• _Data entries_:
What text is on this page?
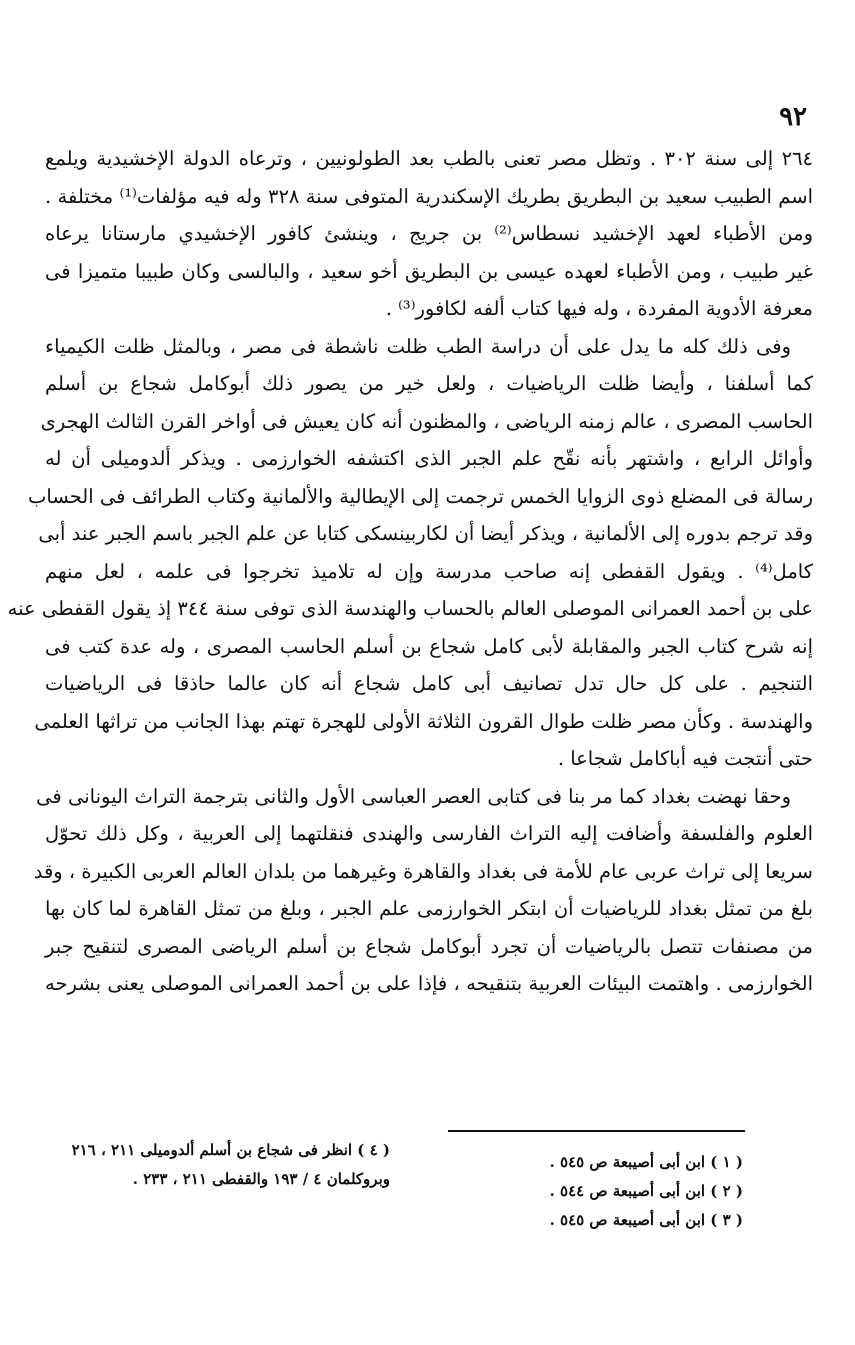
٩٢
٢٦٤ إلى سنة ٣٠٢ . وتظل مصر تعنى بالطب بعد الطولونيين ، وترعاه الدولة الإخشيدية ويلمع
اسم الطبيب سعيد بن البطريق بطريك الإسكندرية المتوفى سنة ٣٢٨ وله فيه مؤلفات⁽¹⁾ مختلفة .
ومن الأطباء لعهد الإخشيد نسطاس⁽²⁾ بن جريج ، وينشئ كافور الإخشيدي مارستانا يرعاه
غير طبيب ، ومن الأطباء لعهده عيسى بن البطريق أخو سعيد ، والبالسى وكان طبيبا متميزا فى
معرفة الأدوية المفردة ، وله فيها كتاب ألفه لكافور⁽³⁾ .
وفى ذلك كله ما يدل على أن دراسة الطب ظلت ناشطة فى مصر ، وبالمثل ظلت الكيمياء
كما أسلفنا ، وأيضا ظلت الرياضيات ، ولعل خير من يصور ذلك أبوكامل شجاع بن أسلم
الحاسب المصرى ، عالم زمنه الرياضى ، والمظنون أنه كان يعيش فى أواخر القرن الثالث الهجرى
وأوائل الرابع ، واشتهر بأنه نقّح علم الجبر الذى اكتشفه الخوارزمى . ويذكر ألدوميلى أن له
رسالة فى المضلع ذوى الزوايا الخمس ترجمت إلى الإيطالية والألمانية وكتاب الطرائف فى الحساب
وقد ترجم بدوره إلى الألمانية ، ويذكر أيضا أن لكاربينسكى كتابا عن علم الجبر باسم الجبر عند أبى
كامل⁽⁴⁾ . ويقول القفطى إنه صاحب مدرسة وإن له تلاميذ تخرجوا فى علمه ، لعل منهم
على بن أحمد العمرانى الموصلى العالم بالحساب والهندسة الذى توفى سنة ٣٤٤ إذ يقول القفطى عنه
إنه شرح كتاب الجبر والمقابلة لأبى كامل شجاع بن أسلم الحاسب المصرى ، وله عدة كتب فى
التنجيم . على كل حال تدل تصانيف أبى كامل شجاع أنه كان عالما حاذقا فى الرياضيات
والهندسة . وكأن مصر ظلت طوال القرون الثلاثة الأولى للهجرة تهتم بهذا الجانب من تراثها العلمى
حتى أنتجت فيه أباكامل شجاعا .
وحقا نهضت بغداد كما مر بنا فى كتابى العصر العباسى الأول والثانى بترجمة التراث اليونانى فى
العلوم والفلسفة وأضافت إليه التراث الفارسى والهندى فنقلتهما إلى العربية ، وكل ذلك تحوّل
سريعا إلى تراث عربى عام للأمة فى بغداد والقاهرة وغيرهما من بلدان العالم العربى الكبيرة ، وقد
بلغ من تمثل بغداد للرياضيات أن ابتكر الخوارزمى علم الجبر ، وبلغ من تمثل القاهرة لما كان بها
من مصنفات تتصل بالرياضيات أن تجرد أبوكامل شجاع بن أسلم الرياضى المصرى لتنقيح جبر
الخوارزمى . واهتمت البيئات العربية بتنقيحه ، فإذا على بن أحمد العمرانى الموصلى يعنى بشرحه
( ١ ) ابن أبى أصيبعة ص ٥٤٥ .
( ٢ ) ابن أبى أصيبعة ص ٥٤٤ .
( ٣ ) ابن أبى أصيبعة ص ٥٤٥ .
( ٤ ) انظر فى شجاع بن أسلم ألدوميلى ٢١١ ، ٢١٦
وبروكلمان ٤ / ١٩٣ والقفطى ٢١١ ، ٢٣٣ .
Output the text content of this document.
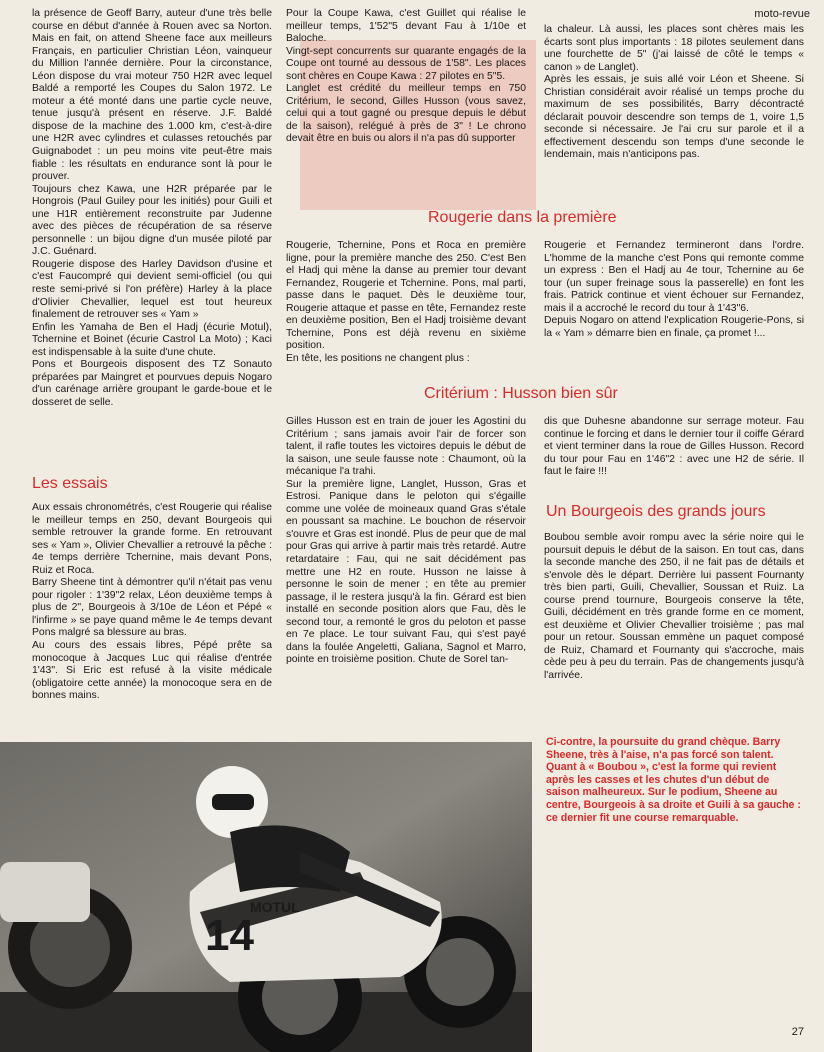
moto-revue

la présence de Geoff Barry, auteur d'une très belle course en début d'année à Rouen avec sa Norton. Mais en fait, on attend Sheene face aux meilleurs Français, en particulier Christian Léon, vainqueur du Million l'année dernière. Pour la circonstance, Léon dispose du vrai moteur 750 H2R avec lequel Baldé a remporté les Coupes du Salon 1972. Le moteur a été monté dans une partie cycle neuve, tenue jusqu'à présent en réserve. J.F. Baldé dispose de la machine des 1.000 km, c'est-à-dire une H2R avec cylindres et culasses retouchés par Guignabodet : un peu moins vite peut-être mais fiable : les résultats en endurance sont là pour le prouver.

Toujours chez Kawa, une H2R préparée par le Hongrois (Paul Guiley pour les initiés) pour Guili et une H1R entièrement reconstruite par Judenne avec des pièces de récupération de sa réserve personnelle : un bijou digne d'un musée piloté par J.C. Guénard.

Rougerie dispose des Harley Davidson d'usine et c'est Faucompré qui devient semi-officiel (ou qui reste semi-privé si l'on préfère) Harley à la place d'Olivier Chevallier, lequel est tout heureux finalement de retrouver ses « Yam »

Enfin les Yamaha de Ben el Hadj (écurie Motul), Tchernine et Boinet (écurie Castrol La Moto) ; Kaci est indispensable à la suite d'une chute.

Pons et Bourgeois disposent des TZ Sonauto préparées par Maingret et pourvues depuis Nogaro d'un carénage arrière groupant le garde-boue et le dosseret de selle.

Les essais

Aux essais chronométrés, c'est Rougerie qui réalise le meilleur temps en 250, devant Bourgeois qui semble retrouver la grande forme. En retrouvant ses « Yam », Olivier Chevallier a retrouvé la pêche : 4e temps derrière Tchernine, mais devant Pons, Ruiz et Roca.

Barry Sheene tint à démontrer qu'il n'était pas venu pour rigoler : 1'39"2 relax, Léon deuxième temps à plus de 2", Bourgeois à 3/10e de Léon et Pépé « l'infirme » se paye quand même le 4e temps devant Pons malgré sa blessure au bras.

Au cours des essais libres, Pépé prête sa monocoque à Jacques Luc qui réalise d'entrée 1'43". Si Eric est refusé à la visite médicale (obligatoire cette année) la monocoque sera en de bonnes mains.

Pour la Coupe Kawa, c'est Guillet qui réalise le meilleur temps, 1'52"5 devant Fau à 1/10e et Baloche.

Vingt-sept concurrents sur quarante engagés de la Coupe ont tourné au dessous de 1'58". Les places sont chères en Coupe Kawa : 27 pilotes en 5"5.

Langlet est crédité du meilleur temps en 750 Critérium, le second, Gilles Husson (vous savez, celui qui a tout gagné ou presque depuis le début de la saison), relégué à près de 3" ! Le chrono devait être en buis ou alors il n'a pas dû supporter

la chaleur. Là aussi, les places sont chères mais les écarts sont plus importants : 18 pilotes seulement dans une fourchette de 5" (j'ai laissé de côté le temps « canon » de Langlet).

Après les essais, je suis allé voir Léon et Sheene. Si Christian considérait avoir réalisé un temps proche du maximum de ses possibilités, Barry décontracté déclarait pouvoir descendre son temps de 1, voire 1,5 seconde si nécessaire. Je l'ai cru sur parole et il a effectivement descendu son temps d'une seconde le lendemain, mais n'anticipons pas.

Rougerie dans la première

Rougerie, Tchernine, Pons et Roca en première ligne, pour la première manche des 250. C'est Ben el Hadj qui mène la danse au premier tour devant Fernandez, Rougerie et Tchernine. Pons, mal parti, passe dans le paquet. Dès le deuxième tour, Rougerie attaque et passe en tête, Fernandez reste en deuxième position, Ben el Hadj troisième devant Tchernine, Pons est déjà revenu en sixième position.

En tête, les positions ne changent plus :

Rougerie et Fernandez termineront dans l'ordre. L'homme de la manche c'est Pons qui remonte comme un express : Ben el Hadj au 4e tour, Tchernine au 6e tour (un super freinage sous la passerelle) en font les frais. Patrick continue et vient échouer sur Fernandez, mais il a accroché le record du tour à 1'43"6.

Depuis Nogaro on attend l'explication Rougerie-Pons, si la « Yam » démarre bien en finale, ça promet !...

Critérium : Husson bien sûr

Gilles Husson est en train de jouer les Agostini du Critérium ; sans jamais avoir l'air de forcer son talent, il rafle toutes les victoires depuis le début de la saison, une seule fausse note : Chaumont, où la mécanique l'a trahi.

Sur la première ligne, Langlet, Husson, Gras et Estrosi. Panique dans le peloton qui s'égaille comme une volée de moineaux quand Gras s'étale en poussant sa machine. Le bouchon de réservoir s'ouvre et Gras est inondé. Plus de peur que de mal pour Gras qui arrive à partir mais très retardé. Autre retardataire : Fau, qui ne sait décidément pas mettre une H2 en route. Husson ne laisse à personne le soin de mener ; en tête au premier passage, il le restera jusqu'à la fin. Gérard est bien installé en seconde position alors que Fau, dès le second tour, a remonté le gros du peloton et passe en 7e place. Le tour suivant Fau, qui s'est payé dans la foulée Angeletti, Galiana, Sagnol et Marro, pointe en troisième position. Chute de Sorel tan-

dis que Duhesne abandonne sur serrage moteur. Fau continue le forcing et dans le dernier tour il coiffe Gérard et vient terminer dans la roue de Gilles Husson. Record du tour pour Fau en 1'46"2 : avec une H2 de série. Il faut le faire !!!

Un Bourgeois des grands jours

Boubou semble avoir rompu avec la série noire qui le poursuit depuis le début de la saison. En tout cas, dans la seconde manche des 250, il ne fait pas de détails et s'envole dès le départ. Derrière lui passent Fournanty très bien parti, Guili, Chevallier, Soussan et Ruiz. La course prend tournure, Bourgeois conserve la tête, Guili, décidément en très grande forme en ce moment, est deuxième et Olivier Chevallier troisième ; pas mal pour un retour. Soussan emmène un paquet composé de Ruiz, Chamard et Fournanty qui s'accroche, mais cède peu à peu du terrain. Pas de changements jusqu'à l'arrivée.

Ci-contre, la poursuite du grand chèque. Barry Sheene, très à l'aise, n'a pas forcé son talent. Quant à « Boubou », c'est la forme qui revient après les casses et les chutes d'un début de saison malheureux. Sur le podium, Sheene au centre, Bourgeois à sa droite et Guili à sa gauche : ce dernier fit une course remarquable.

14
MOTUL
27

• _GOAL OF THE EXERCISE_: Pull out all lines containing "المصرى".

• _ANSWER TO THE PROBLEM_:
الحاسب المصرى ، عالم زمنه الرياضى ، والمظنون أنه كان يعيش فى أواخر القرن الثالث الهجرى
إنه شرح كتاب الجبر والمقابلة لأبى كامل شجاع بن أسلم الحاسب المصرى ، وله عدة كتب فى
من مصنفات تتصل بالرياضيات أن تجرد أبوكامل شجاع بن أسلم الرياضى المصرى لتنقيح جبر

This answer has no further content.